Third, it’s a car chase movie that looks like it’s doing it right, with a focus on the cars and racing (at least based on what we’ve seen so far). No undercover cop plotlines, no look bad guys forcing someone to race to save a loved one. When gamers play race games, they rarely fantasize about being an undercover cop racing their way to the bad guy to arrest him. No, they imagine fast-paced races with them as the driver, trying to win. Everything else is background. The film incorporates a basic revenge plot, and then features a cross country race. Revenge-fueled racing sounds much better than a typical good-guy/bad guy showdown.

We’ll have to wait for the final product to know if it is any good, but hopefully it won’t suck for the sake of video game movies, Aaron Paul’s career, and car chase films in general.

Veronica Mars
(March 14)


There are a lot of reasons to root for this movie. First, the original TV show was great, everybody said so. Everybody. It took the familiar trope of a high school coming-of-age story, but gave it a smart and mature detective film noir twist to it. It then added a layer of clever and witty writing that made serious subjects like murder almost funny.

The film is also noteworthy due to its origins. Series creator Rob Thomas went to Kickstarter, where fans supported the film with $5.7 million in contributions and made it a film continuation a reality seven years after the TV show was cancelled. Warner Bros, which owns the rights, is content to let the fans do the heavy lifting on this one. WB will then distribute the film and happily count the money it makes from doing almost nothing. As far as business decisions go, it was likely an easy one, and could lead to similar resurrections for cancelled TV shows.

Maybe we can finally get that Baywatch Hawaii finale we’ve desperately been craving for years. Fingers crossed. Of course, it will first require Veronica Mars to not suck. If it does, not only will studios be wary, but fans may of other cancelled shows seeking redemption via crowd funding may be gun shy.

(March 21)


Oh hey, look, another young adult book series positioned to become a film franchise. Yay. The film is set in a futuristic Chicago where people are tested, then grouped in one of five factions. A handful of people called divergents (who have special powers) don’t belong in any of the five. The story’s heroine, played by Shailene Woodley, belongs in that group.

Summit Entertainment has already announced plans to create a trilogy of films, or as Hollywood calls them, a retirement fund for executives. With three films already planned, there is a lot riding on this film – and there’s a reason we should all hope it succeeds.

Divergent and the immediate sequel, Divergent 2: Diverge Harder (not the real name), are following The Hunger Games film philosophy. The studio is bringing in top level talent in front and behind the camera. Woodley is an up-and-coming Golden Globes nominated actor, and director Neil Burger is highly sought after following his 2011 low budget, big box office hit Limitless. The supporting cast is loaded with talent as well, including Ray Stevenson, Kate Winslet, and Ashley Judd to name a few. The story is also fairly dark, set in a dystopian future. Compare that to the Twilight films, which featured very pretty people that could act a little, and a story that was about mopey vampires wrestling with how awesome their lives are.

• Rows
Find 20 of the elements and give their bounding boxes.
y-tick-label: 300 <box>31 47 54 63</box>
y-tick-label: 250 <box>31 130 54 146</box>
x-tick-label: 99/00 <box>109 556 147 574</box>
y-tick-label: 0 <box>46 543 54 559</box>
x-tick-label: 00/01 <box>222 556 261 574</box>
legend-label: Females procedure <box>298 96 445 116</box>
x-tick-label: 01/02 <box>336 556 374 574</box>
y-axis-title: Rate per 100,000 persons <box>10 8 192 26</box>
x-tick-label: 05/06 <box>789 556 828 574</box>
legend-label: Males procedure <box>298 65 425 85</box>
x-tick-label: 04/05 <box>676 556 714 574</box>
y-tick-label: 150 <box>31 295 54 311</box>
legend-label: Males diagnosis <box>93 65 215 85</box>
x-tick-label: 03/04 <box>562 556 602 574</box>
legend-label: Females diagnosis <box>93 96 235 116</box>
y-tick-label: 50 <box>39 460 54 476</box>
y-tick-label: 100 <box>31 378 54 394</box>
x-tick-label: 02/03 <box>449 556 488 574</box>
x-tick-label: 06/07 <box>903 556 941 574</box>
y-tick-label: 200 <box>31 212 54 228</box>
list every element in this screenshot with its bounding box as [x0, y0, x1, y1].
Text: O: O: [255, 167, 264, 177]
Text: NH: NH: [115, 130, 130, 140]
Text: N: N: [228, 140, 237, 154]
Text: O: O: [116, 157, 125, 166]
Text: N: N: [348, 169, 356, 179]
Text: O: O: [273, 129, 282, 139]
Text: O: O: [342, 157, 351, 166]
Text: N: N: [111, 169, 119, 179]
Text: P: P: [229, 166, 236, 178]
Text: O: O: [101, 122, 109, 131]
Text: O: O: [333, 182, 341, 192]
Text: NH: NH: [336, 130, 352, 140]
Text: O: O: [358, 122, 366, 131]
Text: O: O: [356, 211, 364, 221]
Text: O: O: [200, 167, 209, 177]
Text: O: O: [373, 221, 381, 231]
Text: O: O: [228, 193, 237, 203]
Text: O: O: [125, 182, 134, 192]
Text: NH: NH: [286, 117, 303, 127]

• To-do list
1. List every actor named in the movie preview's section on the film set in a futuristic Chicago.
2. Write the next part of the movie preview, picking up right after its last sentence.

• Answers below
1. Shailene Woodley, Ray Stevenson, Kate Winslet, Ashley Judd

2.
Young adult projects are hot right now, and they aren’t going away. With that being the case, the best we can hope for is that they don’t suck and take the cheap and easy path, with an average cast and laughable script. If studios instead continue to stock them with a talented cast and crew, we’ll all be the better for it. Divergent will be a good test to see which direction Hollywood goes with the genre.

Captain America: The Winter Soldier
(April 4)


If this film sucks, it will be like when Alderaan exploded. A million voices will suddenly cry out in terror, the loudest of which will come from Marvel. The studio has built the most remarkable – and profitable – house of cards in Hollywood’s history, and so far each Marvel film has done its job in helping to propel the brand forward. The quality has varied, but none of the official Marvel Studios films have been badly received. Each is important in the grand scheme, but perhaps none more so than Captain America: The Winter Soldier.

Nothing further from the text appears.